(Part of a data file)
####

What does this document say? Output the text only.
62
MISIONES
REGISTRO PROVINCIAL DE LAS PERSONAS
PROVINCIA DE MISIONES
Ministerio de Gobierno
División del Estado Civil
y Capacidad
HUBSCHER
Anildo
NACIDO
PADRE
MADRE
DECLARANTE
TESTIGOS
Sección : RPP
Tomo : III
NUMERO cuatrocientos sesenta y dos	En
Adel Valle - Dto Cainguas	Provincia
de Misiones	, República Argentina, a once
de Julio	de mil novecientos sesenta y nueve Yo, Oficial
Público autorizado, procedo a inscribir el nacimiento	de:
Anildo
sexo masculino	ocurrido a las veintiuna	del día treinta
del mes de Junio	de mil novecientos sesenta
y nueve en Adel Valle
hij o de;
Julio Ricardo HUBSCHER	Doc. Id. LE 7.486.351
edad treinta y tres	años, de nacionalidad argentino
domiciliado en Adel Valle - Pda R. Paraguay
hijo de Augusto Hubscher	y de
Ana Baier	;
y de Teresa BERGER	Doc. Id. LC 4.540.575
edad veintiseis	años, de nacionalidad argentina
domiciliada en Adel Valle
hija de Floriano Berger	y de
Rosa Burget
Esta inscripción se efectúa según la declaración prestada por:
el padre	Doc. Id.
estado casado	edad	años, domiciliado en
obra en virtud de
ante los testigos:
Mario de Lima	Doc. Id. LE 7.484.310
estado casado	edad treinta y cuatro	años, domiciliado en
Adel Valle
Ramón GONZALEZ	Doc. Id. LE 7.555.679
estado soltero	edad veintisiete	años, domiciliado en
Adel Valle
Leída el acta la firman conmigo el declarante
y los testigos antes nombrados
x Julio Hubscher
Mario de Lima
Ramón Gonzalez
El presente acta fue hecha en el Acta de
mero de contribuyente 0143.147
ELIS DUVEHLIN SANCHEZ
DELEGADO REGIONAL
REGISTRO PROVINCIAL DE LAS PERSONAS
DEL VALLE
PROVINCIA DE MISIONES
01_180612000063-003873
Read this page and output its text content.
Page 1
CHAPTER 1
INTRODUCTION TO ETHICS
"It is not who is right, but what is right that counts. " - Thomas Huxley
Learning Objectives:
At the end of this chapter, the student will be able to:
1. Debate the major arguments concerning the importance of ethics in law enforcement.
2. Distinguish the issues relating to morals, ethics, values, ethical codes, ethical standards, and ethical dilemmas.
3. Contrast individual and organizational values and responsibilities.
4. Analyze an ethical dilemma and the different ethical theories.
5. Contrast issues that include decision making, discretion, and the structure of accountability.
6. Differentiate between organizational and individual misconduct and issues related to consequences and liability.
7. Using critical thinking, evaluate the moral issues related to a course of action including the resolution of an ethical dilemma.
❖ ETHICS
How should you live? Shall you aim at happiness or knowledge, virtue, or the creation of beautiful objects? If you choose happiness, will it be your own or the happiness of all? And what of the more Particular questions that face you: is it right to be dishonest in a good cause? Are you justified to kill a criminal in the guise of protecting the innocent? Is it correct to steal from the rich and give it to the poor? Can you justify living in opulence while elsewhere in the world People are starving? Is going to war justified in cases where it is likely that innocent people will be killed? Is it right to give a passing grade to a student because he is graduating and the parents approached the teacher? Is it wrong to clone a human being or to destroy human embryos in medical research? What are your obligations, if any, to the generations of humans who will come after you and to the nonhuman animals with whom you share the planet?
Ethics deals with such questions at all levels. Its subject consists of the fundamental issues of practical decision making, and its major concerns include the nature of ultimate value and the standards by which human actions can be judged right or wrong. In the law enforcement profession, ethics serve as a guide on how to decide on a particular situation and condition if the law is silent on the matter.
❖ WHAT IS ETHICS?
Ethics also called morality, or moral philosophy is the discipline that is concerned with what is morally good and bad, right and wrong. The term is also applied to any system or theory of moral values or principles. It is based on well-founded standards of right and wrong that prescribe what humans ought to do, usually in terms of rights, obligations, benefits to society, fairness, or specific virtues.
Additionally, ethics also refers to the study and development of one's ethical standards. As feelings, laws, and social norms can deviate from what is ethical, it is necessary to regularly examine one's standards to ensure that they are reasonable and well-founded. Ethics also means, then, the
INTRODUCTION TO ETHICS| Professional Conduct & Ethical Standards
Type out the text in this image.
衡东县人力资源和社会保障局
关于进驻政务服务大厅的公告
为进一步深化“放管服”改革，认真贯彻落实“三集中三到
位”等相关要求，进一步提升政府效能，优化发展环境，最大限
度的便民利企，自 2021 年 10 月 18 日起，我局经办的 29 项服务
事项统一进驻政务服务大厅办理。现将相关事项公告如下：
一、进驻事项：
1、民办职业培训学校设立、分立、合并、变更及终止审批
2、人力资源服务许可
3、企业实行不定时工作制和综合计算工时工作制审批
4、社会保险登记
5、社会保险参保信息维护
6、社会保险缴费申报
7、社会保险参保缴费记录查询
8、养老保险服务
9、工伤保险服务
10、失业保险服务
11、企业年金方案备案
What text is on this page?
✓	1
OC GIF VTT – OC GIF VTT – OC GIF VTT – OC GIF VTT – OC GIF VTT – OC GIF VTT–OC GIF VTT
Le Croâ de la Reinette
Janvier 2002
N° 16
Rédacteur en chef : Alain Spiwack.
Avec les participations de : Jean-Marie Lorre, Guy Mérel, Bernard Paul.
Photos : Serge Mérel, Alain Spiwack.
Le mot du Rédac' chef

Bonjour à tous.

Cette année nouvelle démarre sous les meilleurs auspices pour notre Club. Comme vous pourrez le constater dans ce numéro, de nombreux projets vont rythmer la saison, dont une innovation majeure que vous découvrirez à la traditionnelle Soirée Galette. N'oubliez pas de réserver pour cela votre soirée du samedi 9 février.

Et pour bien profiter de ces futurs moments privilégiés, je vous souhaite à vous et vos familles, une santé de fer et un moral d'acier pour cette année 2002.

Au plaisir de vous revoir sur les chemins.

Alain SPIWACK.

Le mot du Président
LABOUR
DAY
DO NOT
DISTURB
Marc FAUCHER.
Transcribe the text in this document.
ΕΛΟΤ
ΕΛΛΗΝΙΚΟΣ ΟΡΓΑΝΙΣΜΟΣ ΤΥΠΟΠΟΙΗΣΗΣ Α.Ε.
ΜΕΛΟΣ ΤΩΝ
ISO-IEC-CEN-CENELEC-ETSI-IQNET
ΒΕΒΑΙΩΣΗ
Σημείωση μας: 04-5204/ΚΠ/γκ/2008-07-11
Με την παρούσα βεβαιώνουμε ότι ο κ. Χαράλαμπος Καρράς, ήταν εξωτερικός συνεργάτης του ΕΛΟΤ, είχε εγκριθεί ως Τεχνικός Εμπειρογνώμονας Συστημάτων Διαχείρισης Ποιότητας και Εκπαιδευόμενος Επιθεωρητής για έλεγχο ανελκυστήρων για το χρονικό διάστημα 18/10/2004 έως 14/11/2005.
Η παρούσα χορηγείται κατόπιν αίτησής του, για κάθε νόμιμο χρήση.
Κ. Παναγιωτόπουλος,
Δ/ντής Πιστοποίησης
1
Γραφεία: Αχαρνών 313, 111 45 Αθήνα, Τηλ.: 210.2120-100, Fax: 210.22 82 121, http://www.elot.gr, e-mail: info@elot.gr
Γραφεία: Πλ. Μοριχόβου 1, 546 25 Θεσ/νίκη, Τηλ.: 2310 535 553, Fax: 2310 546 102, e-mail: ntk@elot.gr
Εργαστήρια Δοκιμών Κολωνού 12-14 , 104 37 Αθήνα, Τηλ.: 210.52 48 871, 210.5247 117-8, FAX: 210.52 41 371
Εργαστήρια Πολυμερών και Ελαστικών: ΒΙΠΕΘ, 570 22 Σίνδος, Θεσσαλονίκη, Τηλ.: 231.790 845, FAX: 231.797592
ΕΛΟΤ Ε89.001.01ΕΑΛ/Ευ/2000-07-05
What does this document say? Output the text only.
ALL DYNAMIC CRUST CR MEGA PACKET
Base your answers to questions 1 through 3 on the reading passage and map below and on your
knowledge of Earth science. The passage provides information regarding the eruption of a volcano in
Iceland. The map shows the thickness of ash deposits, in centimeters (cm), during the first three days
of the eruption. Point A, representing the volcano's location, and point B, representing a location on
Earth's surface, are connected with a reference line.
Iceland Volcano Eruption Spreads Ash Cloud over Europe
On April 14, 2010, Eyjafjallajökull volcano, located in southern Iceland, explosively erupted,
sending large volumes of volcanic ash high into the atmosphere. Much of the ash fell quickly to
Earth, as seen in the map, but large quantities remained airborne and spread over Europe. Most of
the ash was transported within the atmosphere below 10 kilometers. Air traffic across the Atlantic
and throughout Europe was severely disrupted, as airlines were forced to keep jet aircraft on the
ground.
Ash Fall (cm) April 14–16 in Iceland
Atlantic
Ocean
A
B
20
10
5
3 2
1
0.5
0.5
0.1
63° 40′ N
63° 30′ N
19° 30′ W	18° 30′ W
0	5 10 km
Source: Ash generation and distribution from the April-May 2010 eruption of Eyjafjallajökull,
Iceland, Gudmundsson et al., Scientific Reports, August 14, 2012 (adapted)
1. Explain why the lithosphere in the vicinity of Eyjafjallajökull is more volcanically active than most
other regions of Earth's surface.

####

**EXERCISE:** Only lines with the word "humans" should be collected from the material.

**TASK RESPONSE:**
How should you live? Shall you aim at happiness or knowledge, virtue, or the creation of beautiful objects? If you choose happiness, will it be your own or the happiness of all? And what of the more Particular questions that face you: is it right to be dishonest in a good cause? Are you justified to kill a criminal in the guise of protecting the innocent? Is it correct to steal from the rich and give it to the poor? Can you justify living in opulence while elsewhere in the world People are starving? Is going to war justified in cases where it is likely that innocent people will be killed? Is it right to give a passing grade to a student because he is graduating and the parents approached the teacher? Is it wrong to clone a human being or to destroy human embryos in medical research? What are your obligations, if any, to the generations of humans who will come after you and to the nonhuman animals with whom you share the planet?
Ethics also called morality, or moral philosophy is the discipline that is concerned with what is morally good and bad, right and wrong. The term is also applied to any system or theory of moral values or principles. It is based on well-founded standards of right and wrong that prescribe what humans ought to do, usually in terms of rights, obligations, benefits to society, fairness, or specific virtues.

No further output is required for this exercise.